JOB
Copy every line of the listing below word for word, without changing anything.

MATERIAL SHOWN
* * *

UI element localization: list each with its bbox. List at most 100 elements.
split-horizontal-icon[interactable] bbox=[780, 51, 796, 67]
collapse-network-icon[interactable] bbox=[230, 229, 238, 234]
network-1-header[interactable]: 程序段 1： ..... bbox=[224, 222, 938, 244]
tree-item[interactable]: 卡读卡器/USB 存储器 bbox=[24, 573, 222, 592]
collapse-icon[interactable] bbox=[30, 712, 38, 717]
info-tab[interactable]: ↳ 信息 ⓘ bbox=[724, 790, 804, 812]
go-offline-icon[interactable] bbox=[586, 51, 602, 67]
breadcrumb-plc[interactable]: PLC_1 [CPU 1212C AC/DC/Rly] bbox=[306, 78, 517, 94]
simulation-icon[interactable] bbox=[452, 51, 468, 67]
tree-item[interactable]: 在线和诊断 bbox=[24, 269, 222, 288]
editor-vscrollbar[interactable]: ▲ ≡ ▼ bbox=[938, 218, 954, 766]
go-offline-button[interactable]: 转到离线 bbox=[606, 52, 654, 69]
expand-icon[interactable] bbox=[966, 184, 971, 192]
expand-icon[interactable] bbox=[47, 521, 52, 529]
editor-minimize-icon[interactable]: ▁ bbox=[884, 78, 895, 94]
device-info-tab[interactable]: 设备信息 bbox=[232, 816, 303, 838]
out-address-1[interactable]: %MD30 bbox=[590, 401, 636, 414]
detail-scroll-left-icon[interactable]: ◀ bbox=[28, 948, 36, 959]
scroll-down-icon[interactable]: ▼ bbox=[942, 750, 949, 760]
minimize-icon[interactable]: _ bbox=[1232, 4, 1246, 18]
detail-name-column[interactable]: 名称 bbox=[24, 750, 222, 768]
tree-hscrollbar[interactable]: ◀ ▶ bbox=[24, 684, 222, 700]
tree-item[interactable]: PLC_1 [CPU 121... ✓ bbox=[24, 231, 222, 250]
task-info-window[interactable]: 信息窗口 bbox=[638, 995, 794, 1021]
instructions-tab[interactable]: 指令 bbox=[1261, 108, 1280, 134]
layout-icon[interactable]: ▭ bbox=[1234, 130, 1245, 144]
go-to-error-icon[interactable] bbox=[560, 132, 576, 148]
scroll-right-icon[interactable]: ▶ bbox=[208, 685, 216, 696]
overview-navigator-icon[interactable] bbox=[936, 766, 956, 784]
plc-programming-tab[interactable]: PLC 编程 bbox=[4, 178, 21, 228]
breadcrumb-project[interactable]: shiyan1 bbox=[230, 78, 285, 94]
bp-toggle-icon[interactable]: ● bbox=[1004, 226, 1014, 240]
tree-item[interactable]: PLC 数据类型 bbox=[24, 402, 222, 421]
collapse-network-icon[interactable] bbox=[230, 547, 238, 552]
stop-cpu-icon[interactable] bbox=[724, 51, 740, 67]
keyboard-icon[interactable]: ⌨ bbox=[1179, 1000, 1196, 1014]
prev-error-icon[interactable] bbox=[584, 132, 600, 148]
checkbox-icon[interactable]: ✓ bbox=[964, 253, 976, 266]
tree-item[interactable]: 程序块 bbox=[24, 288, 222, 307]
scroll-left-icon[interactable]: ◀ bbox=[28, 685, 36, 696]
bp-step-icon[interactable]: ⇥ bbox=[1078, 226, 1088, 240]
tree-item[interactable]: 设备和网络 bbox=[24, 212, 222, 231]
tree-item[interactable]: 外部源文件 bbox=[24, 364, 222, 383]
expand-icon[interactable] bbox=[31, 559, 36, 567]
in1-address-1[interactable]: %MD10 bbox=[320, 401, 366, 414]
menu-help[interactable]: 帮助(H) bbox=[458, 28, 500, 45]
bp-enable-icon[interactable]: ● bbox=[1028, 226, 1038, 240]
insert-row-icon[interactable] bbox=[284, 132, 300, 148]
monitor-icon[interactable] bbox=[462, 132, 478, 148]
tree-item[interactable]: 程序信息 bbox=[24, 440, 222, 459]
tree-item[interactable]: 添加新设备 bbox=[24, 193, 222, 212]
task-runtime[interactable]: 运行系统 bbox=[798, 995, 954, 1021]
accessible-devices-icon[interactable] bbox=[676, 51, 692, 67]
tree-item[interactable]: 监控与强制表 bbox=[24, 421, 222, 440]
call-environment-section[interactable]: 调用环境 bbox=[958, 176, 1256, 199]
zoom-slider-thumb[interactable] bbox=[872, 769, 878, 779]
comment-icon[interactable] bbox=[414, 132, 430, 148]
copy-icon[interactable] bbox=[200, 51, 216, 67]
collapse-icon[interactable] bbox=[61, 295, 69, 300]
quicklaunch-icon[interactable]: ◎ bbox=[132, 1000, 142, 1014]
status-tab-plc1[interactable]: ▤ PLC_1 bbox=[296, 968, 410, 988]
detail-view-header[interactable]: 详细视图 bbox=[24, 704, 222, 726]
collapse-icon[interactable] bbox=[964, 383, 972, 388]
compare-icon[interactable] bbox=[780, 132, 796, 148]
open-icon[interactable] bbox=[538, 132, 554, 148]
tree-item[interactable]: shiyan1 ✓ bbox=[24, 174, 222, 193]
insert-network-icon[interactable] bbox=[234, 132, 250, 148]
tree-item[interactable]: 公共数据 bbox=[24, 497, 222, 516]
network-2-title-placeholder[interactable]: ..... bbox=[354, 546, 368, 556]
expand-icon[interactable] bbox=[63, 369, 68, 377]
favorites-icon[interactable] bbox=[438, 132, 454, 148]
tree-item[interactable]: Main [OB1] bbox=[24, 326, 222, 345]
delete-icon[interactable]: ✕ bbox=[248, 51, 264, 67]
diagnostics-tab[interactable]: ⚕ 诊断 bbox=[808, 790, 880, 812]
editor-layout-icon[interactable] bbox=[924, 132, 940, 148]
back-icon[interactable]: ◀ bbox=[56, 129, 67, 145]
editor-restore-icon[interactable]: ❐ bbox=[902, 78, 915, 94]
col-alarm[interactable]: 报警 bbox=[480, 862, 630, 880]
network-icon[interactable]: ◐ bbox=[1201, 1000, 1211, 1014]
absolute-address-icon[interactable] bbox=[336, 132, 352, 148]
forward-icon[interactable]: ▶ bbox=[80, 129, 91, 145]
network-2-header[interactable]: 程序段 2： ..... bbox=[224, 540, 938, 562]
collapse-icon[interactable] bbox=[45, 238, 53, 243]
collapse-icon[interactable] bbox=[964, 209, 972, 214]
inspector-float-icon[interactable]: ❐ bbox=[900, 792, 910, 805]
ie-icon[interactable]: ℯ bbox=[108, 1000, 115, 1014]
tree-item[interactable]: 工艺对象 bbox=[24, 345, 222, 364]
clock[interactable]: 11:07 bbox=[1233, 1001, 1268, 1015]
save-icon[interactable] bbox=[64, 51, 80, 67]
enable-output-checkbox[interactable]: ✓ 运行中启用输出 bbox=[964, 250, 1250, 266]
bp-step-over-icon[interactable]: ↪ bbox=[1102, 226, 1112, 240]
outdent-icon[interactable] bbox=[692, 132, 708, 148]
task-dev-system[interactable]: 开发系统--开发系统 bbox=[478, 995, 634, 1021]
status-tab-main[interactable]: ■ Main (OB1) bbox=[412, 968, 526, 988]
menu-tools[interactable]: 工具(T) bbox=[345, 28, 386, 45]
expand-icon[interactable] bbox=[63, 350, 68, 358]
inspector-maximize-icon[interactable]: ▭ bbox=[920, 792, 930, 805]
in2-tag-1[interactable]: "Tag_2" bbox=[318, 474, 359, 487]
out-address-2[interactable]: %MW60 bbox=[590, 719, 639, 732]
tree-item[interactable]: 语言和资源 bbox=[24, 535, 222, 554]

* * *

THE RESULT
UI element localization: list each with its bbox. List at most 100 elements.
split-horizontal-icon[interactable] bbox=[780, 51, 796, 67]
collapse-network-icon[interactable] bbox=[230, 229, 238, 234]
network-1-header[interactable]: 程序段 1： ..... bbox=[224, 222, 938, 244]
tree-item[interactable]: 卡读卡器/USB 存储器 bbox=[24, 573, 222, 592]
collapse-icon[interactable] bbox=[30, 712, 38, 717]
info-tab[interactable]: ↳ 信息 ⓘ bbox=[724, 790, 804, 812]
go-offline-icon[interactable] bbox=[586, 51, 602, 67]
breadcrumb-plc[interactable]: PLC_1 [CPU 1212C AC/DC/Rly] bbox=[306, 78, 517, 94]
simulation-icon[interactable] bbox=[452, 51, 468, 67]
tree-item[interactable]: 在线和诊断 bbox=[24, 269, 222, 288]
editor-vscrollbar[interactable]: ▲ ≡ ▼ bbox=[938, 218, 954, 766]
go-offline-button[interactable]: 转到离线 bbox=[606, 52, 654, 69]
expand-icon[interactable] bbox=[966, 184, 971, 192]
expand-icon[interactable] bbox=[47, 521, 52, 529]
editor-minimize-icon[interactable]: ▁ bbox=[884, 78, 895, 94]
device-info-tab[interactable]: 设备信息 bbox=[232, 816, 303, 838]
out-address-1[interactable]: %MD30 bbox=[590, 401, 636, 414]
detail-scroll-left-icon[interactable]: ◀ bbox=[28, 948, 36, 959]
scroll-down-icon[interactable]: ▼ bbox=[942, 750, 949, 760]
minimize-icon[interactable]: _ bbox=[1232, 4, 1246, 18]
detail-name-column[interactable]: 名称 bbox=[24, 750, 222, 768]
tree-hscrollbar[interactable]: ◀ ▶ bbox=[24, 684, 222, 700]
tree-item[interactable]: PLC_1 [CPU 121... ✓ bbox=[24, 231, 222, 250]
task-info-window[interactable]: 信息窗口 bbox=[638, 995, 794, 1021]
instructions-tab[interactable]: 指令 bbox=[1261, 108, 1280, 134]
layout-icon[interactable]: ▭ bbox=[1234, 130, 1245, 144]
go-to-error-icon[interactable] bbox=[560, 132, 576, 148]
scroll-right-icon[interactable]: ▶ bbox=[208, 685, 216, 696]
overview-navigator-icon[interactable] bbox=[936, 766, 956, 784]
plc-programming-tab[interactable]: PLC 编程 bbox=[4, 178, 21, 228]
breadcrumb-project[interactable]: shiyan1 bbox=[230, 78, 285, 94]
bp-toggle-icon[interactable]: ● bbox=[1004, 226, 1014, 240]
tree-item[interactable]: PLC 数据类型 bbox=[24, 402, 222, 421]
collapse-network-icon[interactable] bbox=[230, 547, 238, 552]
stop-cpu-icon[interactable] bbox=[724, 51, 740, 67]
keyboard-icon[interactable]: ⌨ bbox=[1179, 1000, 1196, 1014]
prev-error-icon[interactable] bbox=[584, 132, 600, 148]
checkbox-icon[interactable]: ✓ bbox=[964, 253, 976, 266]
tree-item[interactable]: 程序块 bbox=[24, 288, 222, 307]
scroll-left-icon[interactable]: ◀ bbox=[28, 685, 36, 696]
bp-step-icon[interactable]: ⇥ bbox=[1078, 226, 1088, 240]
tree-item[interactable]: 设备和网络 bbox=[24, 212, 222, 231]
tree-item[interactable]: 外部源文件 bbox=[24, 364, 222, 383]
expand-icon[interactable] bbox=[31, 559, 36, 567]
in1-address-1[interactable]: %MD10 bbox=[320, 401, 366, 414]
menu-help[interactable]: 帮助(H) bbox=[458, 28, 500, 45]
bp-enable-icon[interactable]: ● bbox=[1028, 226, 1038, 240]
insert-row-icon[interactable] bbox=[284, 132, 300, 148]
monitor-icon[interactable] bbox=[462, 132, 478, 148]
tree-item[interactable]: 程序信息 bbox=[24, 440, 222, 459]
tree-item[interactable]: 添加新设备 bbox=[24, 193, 222, 212]
task-runtime[interactable]: 运行系统 bbox=[798, 995, 954, 1021]
accessible-devices-icon[interactable] bbox=[676, 51, 692, 67]
tree-item[interactable]: 监控与强制表 bbox=[24, 421, 222, 440]
call-environment-section[interactable]: 调用环境 bbox=[958, 176, 1256, 199]
zoom-slider-thumb[interactable] bbox=[872, 769, 878, 779]
comment-icon[interactable] bbox=[414, 132, 430, 148]
copy-icon[interactable] bbox=[200, 51, 216, 67]
collapse-icon[interactable] bbox=[61, 295, 69, 300]
quicklaunch-icon[interactable]: ◎ bbox=[132, 1000, 142, 1014]
status-tab-plc1[interactable]: ▤ PLC_1 bbox=[296, 968, 410, 988]
detail-view-header[interactable]: 详细视图 bbox=[24, 704, 222, 726]
collapse-icon[interactable] bbox=[964, 383, 972, 388]
compare-icon[interactable] bbox=[780, 132, 796, 148]
open-icon[interactable] bbox=[538, 132, 554, 148]
tree-item[interactable]: shiyan1 ✓ bbox=[24, 174, 222, 193]
insert-network-icon[interactable] bbox=[234, 132, 250, 148]
tree-item[interactable]: 公共数据 bbox=[24, 497, 222, 516]
network-2-title-placeholder[interactable]: ..... bbox=[354, 546, 368, 556]
expand-icon[interactable] bbox=[63, 369, 68, 377]
favorites-icon[interactable] bbox=[438, 132, 454, 148]
tree-item[interactable]: Main [OB1] bbox=[24, 326, 222, 345]
delete-icon[interactable]: ✕ bbox=[248, 51, 264, 67]
diagnostics-tab[interactable]: ⚕ 诊断 bbox=[808, 790, 880, 812]
editor-layout-icon[interactable] bbox=[924, 132, 940, 148]
back-icon[interactable]: ◀ bbox=[56, 129, 67, 145]
editor-restore-icon[interactable]: ❐ bbox=[902, 78, 915, 94]
col-alarm[interactable]: 报警 bbox=[480, 862, 630, 880]
network-icon[interactable]: ◐ bbox=[1201, 1000, 1211, 1014]
absolute-address-icon[interactable] bbox=[336, 132, 352, 148]
forward-icon[interactable]: ▶ bbox=[80, 129, 91, 145]
network-2-header[interactable]: 程序段 2： ..... bbox=[224, 540, 938, 562]
collapse-icon[interactable] bbox=[45, 238, 53, 243]
collapse-icon[interactable] bbox=[964, 209, 972, 214]
inspector-float-icon[interactable]: ❐ bbox=[900, 792, 910, 805]
ie-icon[interactable]: ℯ bbox=[108, 1000, 115, 1014]
tree-item[interactable]: 工艺对象 bbox=[24, 345, 222, 364]
clock[interactable]: 11:07 bbox=[1233, 1001, 1268, 1015]
save-icon[interactable] bbox=[64, 51, 80, 67]
enable-output-checkbox[interactable]: ✓ 运行中启用输出 bbox=[964, 250, 1250, 266]
bp-step-over-icon[interactable]: ↪ bbox=[1102, 226, 1112, 240]
outdent-icon[interactable] bbox=[692, 132, 708, 148]
task-dev-system[interactable]: 开发系统--开发系统 bbox=[478, 995, 634, 1021]
status-tab-main[interactable]: ■ Main (OB1) bbox=[412, 968, 526, 988]
menu-tools[interactable]: 工具(T) bbox=[345, 28, 386, 45]
expand-icon[interactable] bbox=[63, 350, 68, 358]
inspector-maximize-icon[interactable]: ▭ bbox=[920, 792, 930, 805]
in2-tag-1[interactable]: "Tag_2" bbox=[318, 474, 359, 487]
out-address-2[interactable]: %MW60 bbox=[590, 719, 639, 732]
tree-item[interactable]: 语言和资源 bbox=[24, 535, 222, 554]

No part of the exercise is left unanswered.